------ MATERIAL FOR THIS TASK

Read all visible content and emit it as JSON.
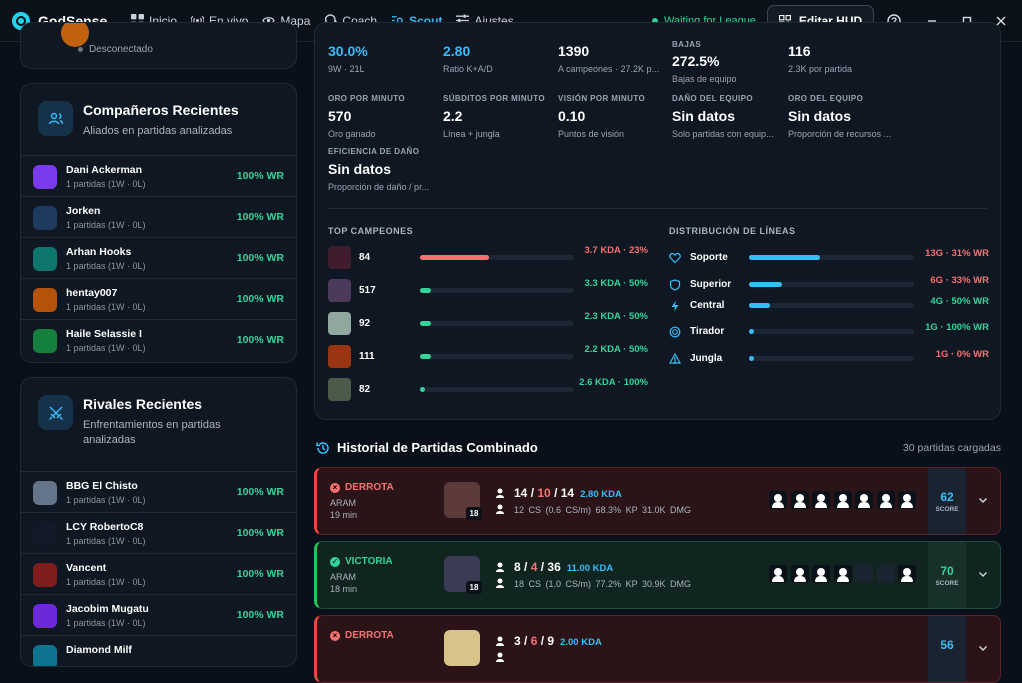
{
  "app": {
    "name": "GodSense",
    "status": "Waiting for League",
    "edit_hud": "Editar HUD"
  },
  "nav": [
    {
      "label": "Inicio",
      "icon": "grid-icon"
    },
    {
      "label": "En vivo",
      "icon": "broadcast-icon"
    },
    {
      "label": "Mapa",
      "icon": "eye-icon"
    },
    {
      "label": "Coach",
      "icon": "brain-icon"
    },
    {
      "label": "Scout",
      "icon": "scout-icon",
      "active": true
    },
    {
      "label": "Ajustes",
      "icon": "sliders-icon"
    }
  ],
  "profile": {
    "status": "Desconectado"
  },
  "allies": {
    "title": "Compañeros Recientes",
    "subtitle": "Aliados en partidas analizadas",
    "items": [
      {
        "name": "Dani Ackerman",
        "meta": "1 partidas (1W · 0L)",
        "wr": "100% WR",
        "color": "#7c3aed"
      },
      {
        "name": "Jorken",
        "meta": "1 partidas (1W · 0L)",
        "wr": "100% WR",
        "color": "#1e3a5f"
      },
      {
        "name": "Arhan Hooks",
        "meta": "1 partidas (1W · 0L)",
        "wr": "100% WR",
        "color": "#0f766e"
      },
      {
        "name": "hentay007",
        "meta": "1 partidas (1W · 0L)",
        "wr": "100% WR",
        "color": "#b45309"
      },
      {
        "name": "Haile Selassie I",
        "meta": "1 partidas (1W · 0L)",
        "wr": "100% WR",
        "color": "#15803d"
      }
    ]
  },
  "rivals": {
    "title": "Rivales Recientes",
    "subtitle": "Enfrentamientos en partidas analizadas",
    "items": [
      {
        "name": "BBG El Chisto",
        "meta": "1 partidas (1W · 0L)",
        "wr": "100% WR",
        "color": "#64748b"
      },
      {
        "name": "LCY RobertoC8",
        "meta": "1 partidas (1W · 0L)",
        "wr": "100% WR",
        "color": "#111827"
      },
      {
        "name": "Vancent",
        "meta": "1 partidas (1W · 0L)",
        "wr": "100% WR",
        "color": "#7f1d1d"
      },
      {
        "name": "Jacobim Mugatu",
        "meta": "1 partidas (1W · 0L)",
        "wr": "100% WR",
        "color": "#6d28d9"
      },
      {
        "name": "Diamond Milf",
        "meta": "",
        "wr": "",
        "color": "#0e7490"
      }
    ]
  },
  "stats": {
    "winrate": {
      "value": "30.0%",
      "sub": "9W · 21L"
    },
    "ratio": {
      "value": "2.80",
      "sub": "Ratio K+A/D"
    },
    "champs": {
      "value": "1390",
      "sub": "A campeones · 27.2K p..."
    },
    "bajas": {
      "label": "BAJAS",
      "value": "272.5%",
      "sub": "Bajas de equipo"
    },
    "partida": {
      "value": "116",
      "sub": "2.3K por partida"
    },
    "oro_min": {
      "label": "ORO POR MINUTO",
      "value": "570",
      "sub": "Oro ganado"
    },
    "subditos": {
      "label": "SÚBDITOS POR MINUTO",
      "value": "2.2",
      "sub": "Línea + jungla"
    },
    "vision": {
      "label": "VISIÓN POR MINUTO",
      "value": "0.10",
      "sub": "Puntos de visión"
    },
    "dano": {
      "label": "DAÑO DEL EQUIPO",
      "value": "Sin datos",
      "sub": "Solo partidas con equip..."
    },
    "oro_eq": {
      "label": "ORO DEL EQUIPO",
      "value": "Sin datos",
      "sub": "Proporción de recursos ..."
    },
    "eficiencia": {
      "label": "EFICIENCIA DE DAÑO",
      "value": "Sin datos",
      "sub": "Proporción de daño / pr..."
    }
  },
  "top_champs": {
    "title": "TOP CAMPEONES",
    "items": [
      {
        "games": "84",
        "kda": "3.7 KDA · 23%",
        "fill": 0.45,
        "bar": "#f87171",
        "kda_color": "red",
        "color": "#3f1d2e"
      },
      {
        "games": "517",
        "kda": "3.3 KDA · 50%",
        "fill": 0.07,
        "bar": "#34d399",
        "kda_color": "green",
        "color": "#4b3a5a"
      },
      {
        "games": "92",
        "kda": "2.3 KDA · 50%",
        "fill": 0.07,
        "bar": "#34d399",
        "kda_color": "green",
        "color": "#8fa79c"
      },
      {
        "games": "111",
        "kda": "2.2 KDA · 50%",
        "fill": 0.07,
        "bar": "#34d399",
        "kda_color": "green",
        "color": "#9a3412"
      },
      {
        "games": "82",
        "kda": "2.6 KDA · 100%",
        "fill": 0.03,
        "bar": "#34d399",
        "kda_color": "green",
        "color": "#4b5b4a"
      }
    ]
  },
  "lanes": {
    "title": "DISTRIBUCIÓN DE LÍNEAS",
    "items": [
      {
        "name": "Soporte",
        "value": "13G · 31% WR",
        "fill": 0.43,
        "val_color": "red",
        "icon": "heart-icon"
      },
      {
        "name": "Superior",
        "value": "6G · 33% WR",
        "fill": 0.2,
        "val_color": "red",
        "icon": "shield-icon"
      },
      {
        "name": "Central",
        "value": "4G · 50% WR",
        "fill": 0.13,
        "val_color": "green",
        "icon": "bolt-icon"
      },
      {
        "name": "Tirador",
        "value": "1G · 100% WR",
        "fill": 0.03,
        "val_color": "green",
        "icon": "target-icon"
      },
      {
        "name": "Jungla",
        "value": "1G · 0% WR",
        "fill": 0.03,
        "val_color": "red",
        "icon": "tree-icon"
      }
    ]
  },
  "history": {
    "title": "Historial de Partidas Combinado",
    "count": "30 partidas cargadas",
    "matches": [
      {
        "result": "DERROTA",
        "win": false,
        "mode": "ARAM",
        "duration": "19 min",
        "level": "18",
        "k": "14",
        "d": "10",
        "a": "14",
        "kda": "2.80 KDA",
        "cs": "12 CS (0.6 CS/m)",
        "kp": "68.3% KP",
        "dmg": "31.0K DMG",
        "score": "62",
        "score_label": "SCORE",
        "champ_color": "#5b3a3a",
        "team": "ppppppp"
      },
      {
        "result": "VICTORIA",
        "win": true,
        "mode": "ARAM",
        "duration": "18 min",
        "level": "18",
        "k": "8",
        "d": "4",
        "a": "36",
        "kda": "11.00 KDA",
        "cs": "18 CS (1.0 CS/m)",
        "kp": "77.2% KP",
        "dmg": "30.9K DMG",
        "score": "70",
        "score_label": "SCORE",
        "champ_color": "#3b3b55",
        "team": "ppppeep"
      },
      {
        "result": "DERROTA",
        "win": false,
        "mode": "",
        "duration": "",
        "level": "",
        "k": "3",
        "d": "6",
        "a": "9",
        "kda": "2.00 KDA",
        "cs": "",
        "kp": "",
        "dmg": "",
        "score": "56",
        "score_label": "",
        "champ_color": "#d6c48a",
        "team": ""
      }
    ]
  },
  "colors": {
    "accent": "#38bdf8",
    "win": "#34d399",
    "loss": "#f87171",
    "bg": "#0a1019"
  }
}
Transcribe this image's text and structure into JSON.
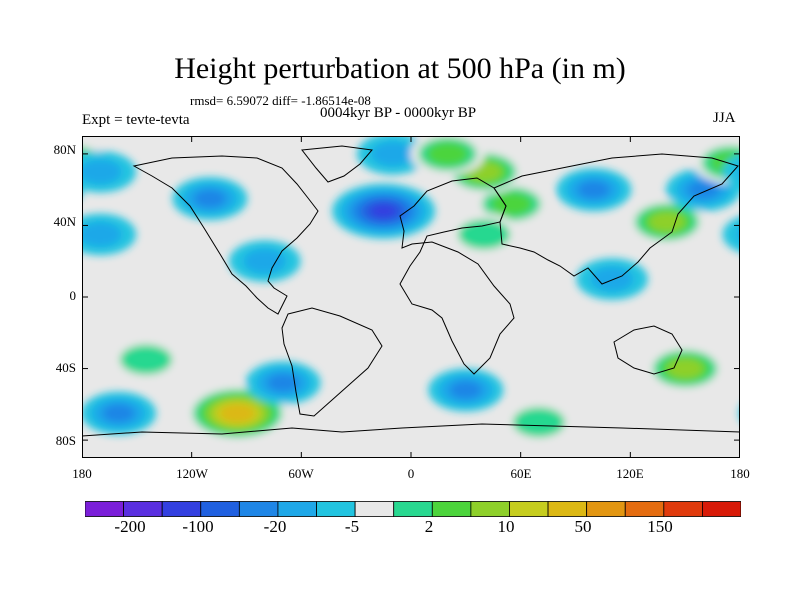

------------

▸ **WORK INSTRUCTIONS**
Write out the entries again, exactly as given, skipping any images.

▸ **RESULT**
Read all visible content and emit it as JSON.
{
  "app": {
    "name": "GodSense",
    "status": "Waiting for League",
    "edit_hud": "Editar HUD"
  },
  "nav": [
    {
      "label": "Inicio",
      "icon": "grid-icon"
    },
    {
      "label": "En vivo",
      "icon": "broadcast-icon"
    },
    {
      "label": "Mapa",
      "icon": "eye-icon"
    },
    {
      "label": "Coach",
      "icon": "brain-icon"
    },
    {
      "label": "Scout",
      "icon": "scout-icon",
      "active": true
    },
    {
      "label": "Ajustes",
      "icon": "sliders-icon"
    }
  ],
  "profile": {
    "status": "Desconectado"
  },
  "allies": {
    "title": "Compañeros Recientes",
    "subtitle": "Aliados en partidas analizadas",
    "items": [
      {
        "name": "Dani Ackerman",
        "meta": "1 partidas (1W · 0L)",
        "wr": "100% WR",
        "color": "#7c3aed"
      },
      {
        "name": "Jorken",
        "meta": "1 partidas (1W · 0L)",
        "wr": "100% WR",
        "color": "#1e3a5f"
      },
      {
        "name": "Arhan Hooks",
        "meta": "1 partidas (1W · 0L)",
        "wr": "100% WR",
        "color": "#0f766e"
      },
      {
        "name": "hentay007",
        "meta": "1 partidas (1W · 0L)",
        "wr": "100% WR",
        "color": "#b45309"
      },
      {
        "name": "Haile Selassie I",
        "meta": "1 partidas (1W · 0L)",
        "wr": "100% WR",
        "color": "#15803d"
      }
    ]
  },
  "rivals": {
    "title": "Rivales Recientes",
    "subtitle": "Enfrentamientos en partidas analizadas",
    "items": [
      {
        "name": "BBG El Chisto",
        "meta": "1 partidas (1W · 0L)",
        "wr": "100% WR",
        "color": "#64748b"
      },
      {
        "name": "LCY RobertoC8",
        "meta": "1 partidas (1W · 0L)",
        "wr": "100% WR",
        "color": "#111827"
      },
      {
        "name": "Vancent",
        "meta": "1 partidas (1W · 0L)",
        "wr": "100% WR",
        "color": "#7f1d1d"
      },
      {
        "name": "Jacobim Mugatu",
        "meta": "1 partidas (1W · 0L)",
        "wr": "100% WR",
        "color": "#6d28d9"
      },
      {
        "name": "Diamond Milf",
        "meta": "",
        "wr": "",
        "color": "#0e7490"
      }
    ]
  },
  "stats": {
    "winrate": {
      "value": "30.0%",
      "sub": "9W · 21L"
    },
    "ratio": {
      "value": "2.80",
      "sub": "Ratio K+A/D"
    },
    "champs": {
      "value": "1390",
      "sub": "A campeones · 27.2K p..."
    },
    "bajas": {
      "label": "BAJAS",
      "value": "272.5%",
      "sub": "Bajas de equipo"
    },
    "partida": {
      "value": "116",
      "sub": "2.3K por partida"
    },
    "oro_min": {
      "label": "ORO POR MINUTO",
      "value": "570",
      "sub": "Oro ganado"
    },
    "subditos": {
      "label": "SÚBDITOS POR MINUTO",
      "value": "2.2",
      "sub": "Línea + jungla"
    },
    "vision": {
      "label": "VISIÓN POR MINUTO",
      "value": "0.10",
      "sub": "Puntos de visión"
    },
    "dano": {
      "label": "DAÑO DEL EQUIPO",
      "value": "Sin datos",
      "sub": "Solo partidas con equip..."
    },
    "oro_eq": {
      "label": "ORO DEL EQUIPO",
      "value": "Sin datos",
      "sub": "Proporción de recursos ..."
    },
    "eficiencia": {
      "label": "EFICIENCIA DE DAÑO",
      "value": "Sin datos",
      "sub": "Proporción de daño / pr..."
    }
  },
  "top_champs": {
    "title": "TOP CAMPEONES",
    "items": [
      {
        "games": "84",
        "kda": "3.7 KDA · 23%",
        "fill": 0.45,
        "bar": "#f87171",
        "kda_color": "red",
        "color": "#3f1d2e"
      },
      {
        "games": "517",
        "kda": "3.3 KDA · 50%",
        "fill": 0.07,
        "bar": "#34d399",
        "kda_color": "green",
        "color": "#4b3a5a"
      },
      {
        "games": "92",
        "kda": "2.3 KDA · 50%",
        "fill": 0.07,
        "bar": "#34d399",
        "kda_color": "green",
        "color": "#8fa79c"
      },
      {
        "games": "111",
        "kda": "2.2 KDA · 50%",
        "fill": 0.07,
        "bar": "#34d399",
        "kda_color": "green",
        "color": "#9a3412"
      },
      {
        "games": "82",
        "kda": "2.6 KDA · 100%",
        "fill": 0.03,
        "bar": "#34d399",
        "kda_color": "green",
        "color": "#4b5b4a"
      }
    ]
  },
  "lanes": {
    "title": "DISTRIBUCIÓN DE LÍNEAS",
    "items": [
      {
        "name": "Soporte",
        "value": "13G · 31% WR",
        "fill": 0.43,
        "val_color": "red",
        "icon": "heart-icon"
      },
      {
        "name": "Superior",
        "value": "6G · 33% WR",
        "fill": 0.2,
        "val_color": "red",
        "icon": "shield-icon"
      },
      {
        "name": "Central",
        "value": "4G · 50% WR",
        "fill": 0.13,
        "val_color": "green",
        "icon": "bolt-icon"
      },
      {
        "name": "Tirador",
        "value": "1G · 100% WR",
        "fill": 0.03,
        "val_color": "green",
        "icon": "target-icon"
      },
      {
        "name": "Jungla",
        "value": "1G · 0% WR",
        "fill": 0.03,
        "val_color": "red",
        "icon": "tree-icon"
      }
    ]
  },
  "history": {
    "title": "Historial de Partidas Combinado",
    "count": "30 partidas cargadas",
    "matches": [
      {
        "result": "DERROTA",
        "win": false,
        "mode": "ARAM",
        "duration": "19 min",
        "level": "18",
        "k": "14",
        "d": "10",
        "a": "14",
        "kda": "2.80 KDA",
        "cs": "12 CS (0.6 CS/m)",
        "kp": "68.3% KP",
        "dmg": "31.0K DMG",
        "score": "62",
        "score_label": "SCORE",
        "champ_color": "#5b3a3a",
        "team": "ppppppp"
      },
      {
        "result": "VICTORIA",
        "win": true,
        "mode": "ARAM",
        "duration": "18 min",
        "level": "18",
        "k": "8",
        "d": "4",
        "a": "36",
        "kda": "11.00 KDA",
        "cs": "18 CS (1.0 CS/m)",
        "kp": "77.2% KP",
        "dmg": "30.9K DMG",
        "score": "70",
        "score_label": "SCORE",
        "champ_color": "#3b3b55",
        "team": "ppppeep"
      },
      {
        "result": "DERROTA",
        "win": false,
        "mode": "",
        "duration": "",
        "level": "",
        "k": "3",
        "d": "6",
        "a": "9",
        "kda": "2.00 KDA",
        "cs": "",
        "kp": "",
        "dmg": "",
        "score": "56",
        "score_label": "",
        "champ_color": "#d6c48a",
        "team": ""
      }
    ]
  },
  "colors": {
    "accent": "#38bdf8",
    "win": "#34d399",
    "loss": "#f87171",
    "bg": "#0a1019"
  }
}
Transcribe this image's text and structure into JSON.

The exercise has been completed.